> [SHORT EXERCISE]:
In the listing below, locate the lines that hold the string "title". Copy those lines.

> [THE DATA]:

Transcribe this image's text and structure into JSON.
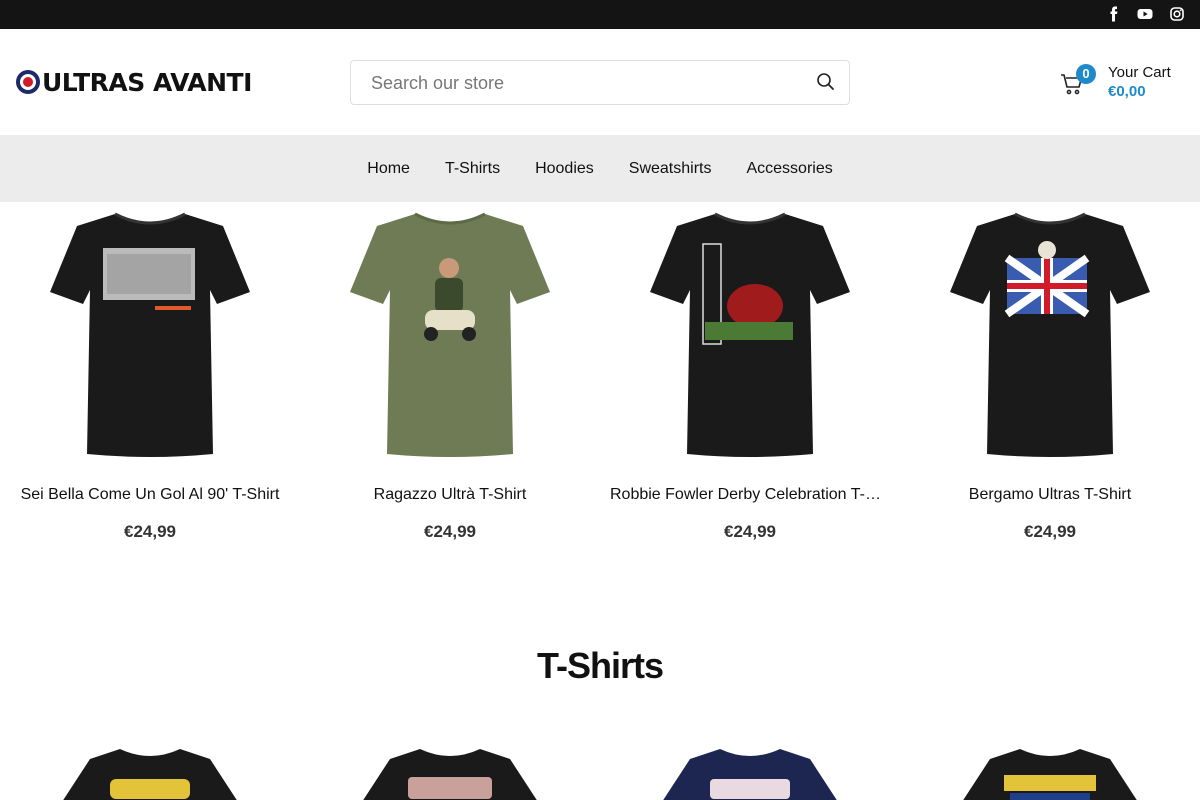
{
  "topbar": {
    "social": [
      "facebook-icon",
      "youtube-icon",
      "instagram-icon"
    ]
  },
  "header": {
    "logo_text": "ULTRAS AVANTI",
    "search_placeholder": "Search our store",
    "cart_count": "0",
    "cart_label": "Your Cart",
    "cart_total": "€0,00"
  },
  "nav": {
    "items": [
      {
        "label": "Home"
      },
      {
        "label": "T-Shirts"
      },
      {
        "label": "Hoodies"
      },
      {
        "label": "Sweatshirts"
      },
      {
        "label": "Accessories"
      }
    ]
  },
  "products": [
    {
      "title": "Sei Bella Come Un Gol Al 90' T-Shirt",
      "price": "€24,99",
      "shirt_color": "#1a1a1a"
    },
    {
      "title": "Ragazzo Ultrà T-Shirt",
      "price": "€24,99",
      "shirt_color": "#6e7b55"
    },
    {
      "title": "Robbie Fowler Derby Celebration T-Shirt",
      "price": "€24,99",
      "shirt_color": "#1a1a1a"
    },
    {
      "title": "Bergamo Ultras T-Shirt",
      "price": "€24,99",
      "shirt_color": "#1a1a1a"
    }
  ],
  "section": {
    "title": "T-Shirts"
  },
  "colors": {
    "accent": "#1e8ac9",
    "topbar": "#141414",
    "nav_bg": "#ececec"
  }
}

> [PROBLEM SOLUTION]:
      "title": "Sei Bella Come Un Gol Al 90' T-Shirt",
      "title": "Ragazzo Ultrà T-Shirt",
      "title": "Robbie Fowler Derby Celebration T-Shirt",
      "title": "Bergamo Ultras T-Shirt",
    "title": "T-Shirts"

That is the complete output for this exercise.